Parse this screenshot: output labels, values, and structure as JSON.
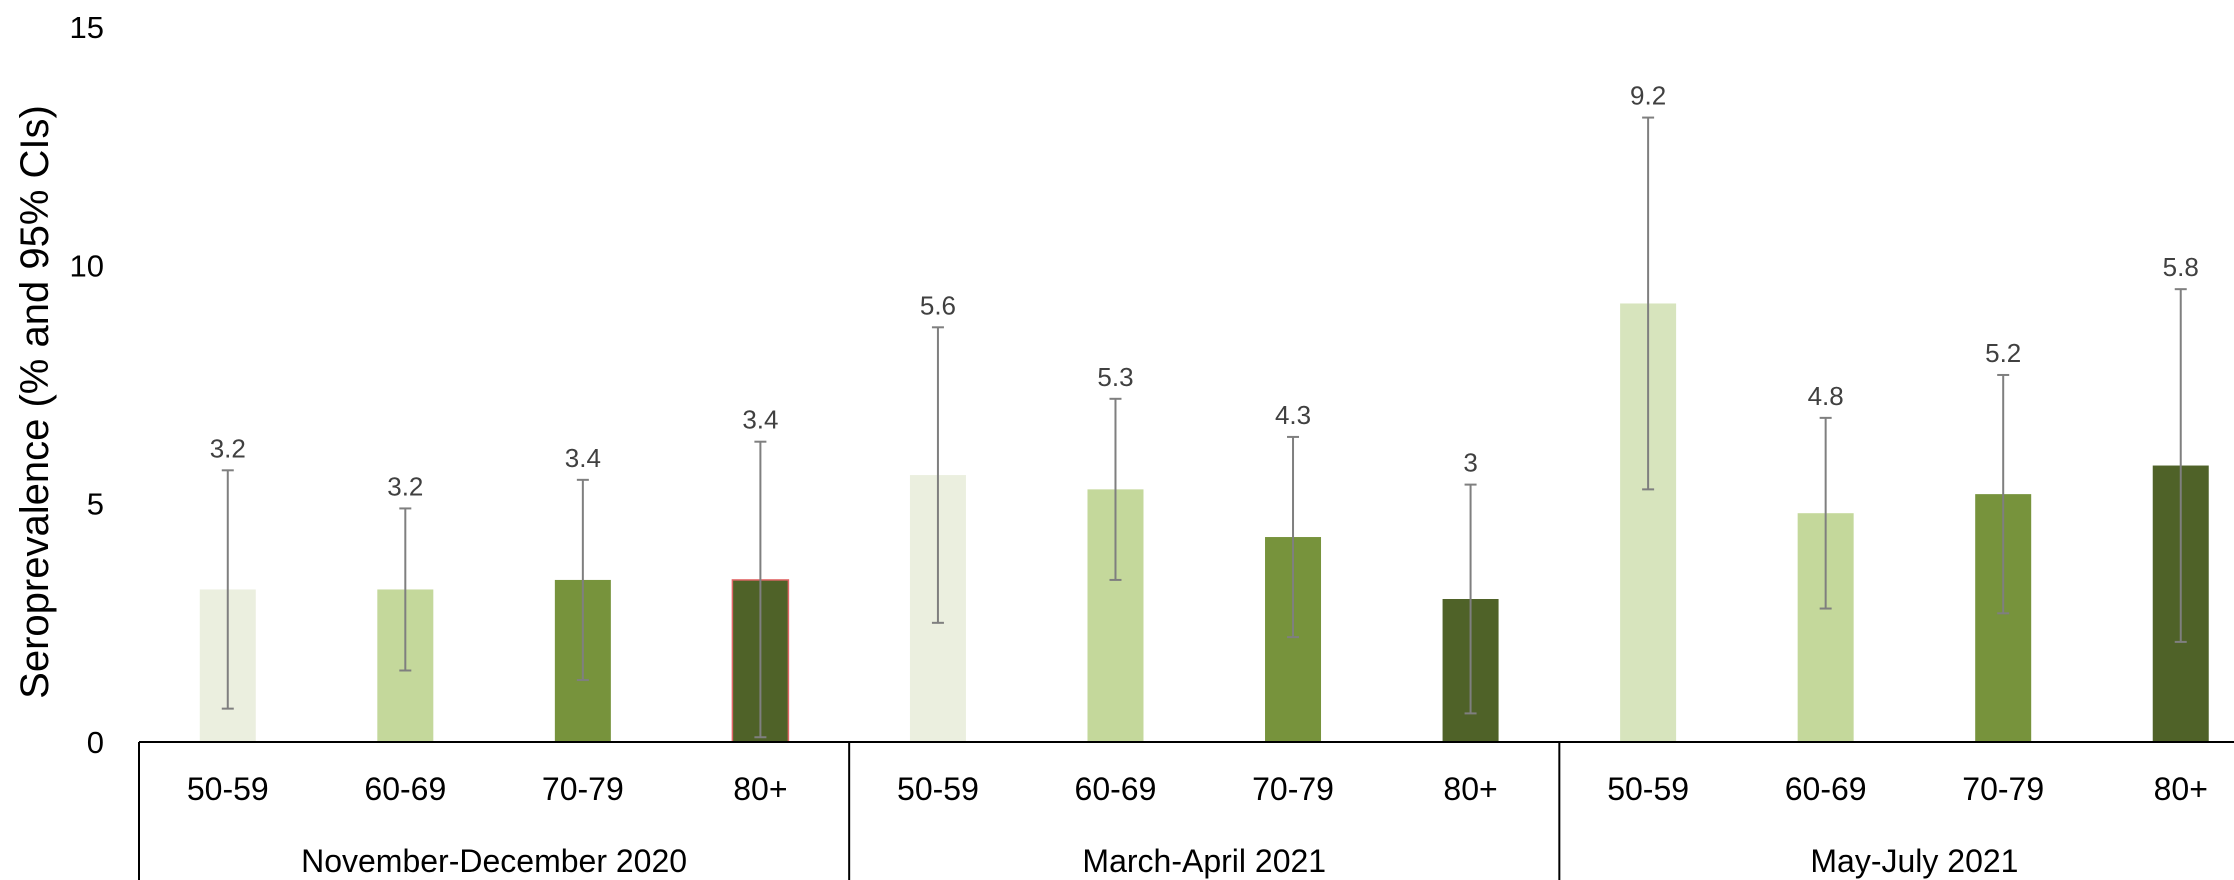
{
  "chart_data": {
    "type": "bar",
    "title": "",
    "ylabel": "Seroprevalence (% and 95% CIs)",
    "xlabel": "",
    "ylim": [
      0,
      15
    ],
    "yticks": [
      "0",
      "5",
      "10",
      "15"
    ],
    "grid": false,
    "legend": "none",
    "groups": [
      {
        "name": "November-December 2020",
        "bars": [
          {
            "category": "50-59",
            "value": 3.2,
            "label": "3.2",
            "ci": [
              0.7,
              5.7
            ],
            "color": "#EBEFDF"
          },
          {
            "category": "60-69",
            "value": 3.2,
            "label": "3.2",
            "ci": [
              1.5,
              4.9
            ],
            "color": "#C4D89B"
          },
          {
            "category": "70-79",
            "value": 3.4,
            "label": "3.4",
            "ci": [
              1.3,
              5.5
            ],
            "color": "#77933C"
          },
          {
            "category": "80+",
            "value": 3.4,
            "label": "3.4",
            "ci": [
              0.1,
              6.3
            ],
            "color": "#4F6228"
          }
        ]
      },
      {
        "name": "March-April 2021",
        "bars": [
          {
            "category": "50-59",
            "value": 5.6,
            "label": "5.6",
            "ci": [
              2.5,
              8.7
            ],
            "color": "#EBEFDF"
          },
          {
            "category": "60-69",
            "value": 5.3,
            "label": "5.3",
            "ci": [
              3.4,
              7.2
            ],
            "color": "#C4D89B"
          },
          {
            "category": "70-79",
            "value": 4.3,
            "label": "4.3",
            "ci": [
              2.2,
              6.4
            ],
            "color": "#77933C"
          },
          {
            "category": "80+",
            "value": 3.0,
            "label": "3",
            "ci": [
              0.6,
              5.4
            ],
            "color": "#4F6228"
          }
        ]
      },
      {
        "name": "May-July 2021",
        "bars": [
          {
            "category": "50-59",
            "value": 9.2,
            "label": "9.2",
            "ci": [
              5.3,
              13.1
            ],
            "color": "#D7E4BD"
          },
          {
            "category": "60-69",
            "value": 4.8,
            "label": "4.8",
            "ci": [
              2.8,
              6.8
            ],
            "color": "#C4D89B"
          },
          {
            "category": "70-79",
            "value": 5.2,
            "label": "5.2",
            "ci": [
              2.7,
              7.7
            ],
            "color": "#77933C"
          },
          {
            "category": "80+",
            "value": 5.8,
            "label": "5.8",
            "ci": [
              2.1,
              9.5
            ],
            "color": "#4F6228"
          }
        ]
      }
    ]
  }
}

--

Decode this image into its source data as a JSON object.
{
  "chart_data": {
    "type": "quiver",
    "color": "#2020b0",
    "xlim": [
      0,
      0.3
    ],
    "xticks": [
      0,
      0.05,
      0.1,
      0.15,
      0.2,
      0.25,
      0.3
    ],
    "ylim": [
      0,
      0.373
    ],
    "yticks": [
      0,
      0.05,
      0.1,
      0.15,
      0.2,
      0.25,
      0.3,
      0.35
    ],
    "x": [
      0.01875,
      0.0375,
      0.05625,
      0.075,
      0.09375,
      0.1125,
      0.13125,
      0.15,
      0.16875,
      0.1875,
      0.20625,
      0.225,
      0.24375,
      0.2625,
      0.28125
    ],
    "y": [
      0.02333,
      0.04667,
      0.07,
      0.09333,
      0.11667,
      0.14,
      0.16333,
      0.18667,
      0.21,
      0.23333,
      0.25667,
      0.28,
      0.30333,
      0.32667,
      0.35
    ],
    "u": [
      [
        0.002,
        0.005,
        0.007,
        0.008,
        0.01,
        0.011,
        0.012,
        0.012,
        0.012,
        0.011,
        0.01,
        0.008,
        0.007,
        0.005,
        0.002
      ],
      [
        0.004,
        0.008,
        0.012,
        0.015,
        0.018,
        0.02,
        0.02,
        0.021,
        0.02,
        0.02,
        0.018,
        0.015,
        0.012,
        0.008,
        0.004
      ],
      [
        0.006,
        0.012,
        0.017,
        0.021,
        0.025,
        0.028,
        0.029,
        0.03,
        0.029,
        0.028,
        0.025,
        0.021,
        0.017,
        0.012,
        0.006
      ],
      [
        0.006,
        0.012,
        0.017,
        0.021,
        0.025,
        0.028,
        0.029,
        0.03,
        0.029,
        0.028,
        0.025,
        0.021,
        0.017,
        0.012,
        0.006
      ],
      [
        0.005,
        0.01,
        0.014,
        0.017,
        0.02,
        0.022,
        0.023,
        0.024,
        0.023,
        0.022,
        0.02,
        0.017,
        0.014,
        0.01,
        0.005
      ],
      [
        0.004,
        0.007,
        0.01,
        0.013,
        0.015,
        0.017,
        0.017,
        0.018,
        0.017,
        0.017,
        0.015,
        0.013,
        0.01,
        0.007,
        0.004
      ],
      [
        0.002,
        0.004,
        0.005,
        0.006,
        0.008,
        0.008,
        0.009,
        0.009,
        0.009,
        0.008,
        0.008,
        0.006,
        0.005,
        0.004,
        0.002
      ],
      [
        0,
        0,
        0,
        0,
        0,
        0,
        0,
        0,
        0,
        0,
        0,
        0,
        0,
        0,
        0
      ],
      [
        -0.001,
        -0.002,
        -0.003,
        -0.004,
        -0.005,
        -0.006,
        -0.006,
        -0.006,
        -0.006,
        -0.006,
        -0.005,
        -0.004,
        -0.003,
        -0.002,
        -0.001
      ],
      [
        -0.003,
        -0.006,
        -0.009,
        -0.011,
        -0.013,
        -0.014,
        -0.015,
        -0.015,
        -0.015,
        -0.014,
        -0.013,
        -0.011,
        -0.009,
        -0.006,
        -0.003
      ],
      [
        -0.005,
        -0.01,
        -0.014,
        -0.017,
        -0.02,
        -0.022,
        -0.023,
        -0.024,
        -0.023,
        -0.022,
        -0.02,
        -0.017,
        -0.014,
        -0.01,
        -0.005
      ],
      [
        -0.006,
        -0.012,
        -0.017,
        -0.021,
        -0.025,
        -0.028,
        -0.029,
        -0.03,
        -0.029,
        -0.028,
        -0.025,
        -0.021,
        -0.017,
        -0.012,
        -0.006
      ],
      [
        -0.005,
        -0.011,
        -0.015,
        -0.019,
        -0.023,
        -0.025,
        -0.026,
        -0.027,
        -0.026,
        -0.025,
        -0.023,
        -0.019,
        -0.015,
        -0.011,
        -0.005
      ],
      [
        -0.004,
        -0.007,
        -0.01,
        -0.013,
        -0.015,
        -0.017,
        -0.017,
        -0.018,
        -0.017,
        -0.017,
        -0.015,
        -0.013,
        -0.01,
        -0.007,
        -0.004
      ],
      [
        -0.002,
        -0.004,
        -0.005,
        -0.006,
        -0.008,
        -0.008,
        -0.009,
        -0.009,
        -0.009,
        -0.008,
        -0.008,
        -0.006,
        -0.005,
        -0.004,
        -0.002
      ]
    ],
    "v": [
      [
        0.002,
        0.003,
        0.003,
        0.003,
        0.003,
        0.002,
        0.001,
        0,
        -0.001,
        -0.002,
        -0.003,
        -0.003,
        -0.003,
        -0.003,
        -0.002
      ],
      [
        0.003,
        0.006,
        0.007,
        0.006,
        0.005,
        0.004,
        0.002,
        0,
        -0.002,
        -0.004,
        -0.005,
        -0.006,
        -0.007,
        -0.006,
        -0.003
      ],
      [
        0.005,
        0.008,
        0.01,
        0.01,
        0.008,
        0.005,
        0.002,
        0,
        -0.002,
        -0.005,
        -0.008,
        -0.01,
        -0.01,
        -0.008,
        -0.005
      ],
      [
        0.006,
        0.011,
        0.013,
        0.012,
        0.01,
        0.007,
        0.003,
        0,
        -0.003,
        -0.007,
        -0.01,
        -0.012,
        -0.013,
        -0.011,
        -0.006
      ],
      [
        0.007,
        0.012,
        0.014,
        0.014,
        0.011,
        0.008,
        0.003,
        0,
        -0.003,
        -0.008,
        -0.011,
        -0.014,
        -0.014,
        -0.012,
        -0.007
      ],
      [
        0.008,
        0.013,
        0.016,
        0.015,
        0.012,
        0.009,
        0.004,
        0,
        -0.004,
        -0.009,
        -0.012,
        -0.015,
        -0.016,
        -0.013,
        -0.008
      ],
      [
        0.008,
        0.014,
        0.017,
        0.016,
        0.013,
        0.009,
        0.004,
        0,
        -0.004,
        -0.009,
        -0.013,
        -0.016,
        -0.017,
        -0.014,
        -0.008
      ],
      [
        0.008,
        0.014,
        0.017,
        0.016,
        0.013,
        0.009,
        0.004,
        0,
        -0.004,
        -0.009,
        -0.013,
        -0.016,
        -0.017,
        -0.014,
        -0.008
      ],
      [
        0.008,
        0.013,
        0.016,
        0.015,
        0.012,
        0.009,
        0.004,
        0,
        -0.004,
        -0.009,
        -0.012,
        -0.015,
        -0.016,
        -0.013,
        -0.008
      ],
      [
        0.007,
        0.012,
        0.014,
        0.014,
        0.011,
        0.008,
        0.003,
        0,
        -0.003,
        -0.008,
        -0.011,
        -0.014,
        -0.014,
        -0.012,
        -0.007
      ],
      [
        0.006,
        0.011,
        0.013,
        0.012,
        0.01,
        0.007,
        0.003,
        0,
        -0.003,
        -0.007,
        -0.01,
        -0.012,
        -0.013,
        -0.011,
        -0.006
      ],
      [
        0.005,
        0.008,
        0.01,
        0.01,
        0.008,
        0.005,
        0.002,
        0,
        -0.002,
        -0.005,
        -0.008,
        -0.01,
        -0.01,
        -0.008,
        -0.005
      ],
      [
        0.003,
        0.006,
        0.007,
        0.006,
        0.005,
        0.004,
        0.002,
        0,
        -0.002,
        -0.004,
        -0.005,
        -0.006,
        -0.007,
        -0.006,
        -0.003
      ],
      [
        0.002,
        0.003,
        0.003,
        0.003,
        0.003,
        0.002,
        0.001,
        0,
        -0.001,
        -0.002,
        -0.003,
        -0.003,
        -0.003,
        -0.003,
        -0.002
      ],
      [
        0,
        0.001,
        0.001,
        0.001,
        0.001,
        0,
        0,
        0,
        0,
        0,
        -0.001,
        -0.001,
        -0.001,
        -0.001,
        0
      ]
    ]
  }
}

# DIRECTION
Find the word "this" in the entries, and copy every line it shows up in.

# ANSWER FOR THE TASK
Parse this screenshot: output labels, values, and structure as JSON.
Decode this image into its source data as a JSON object.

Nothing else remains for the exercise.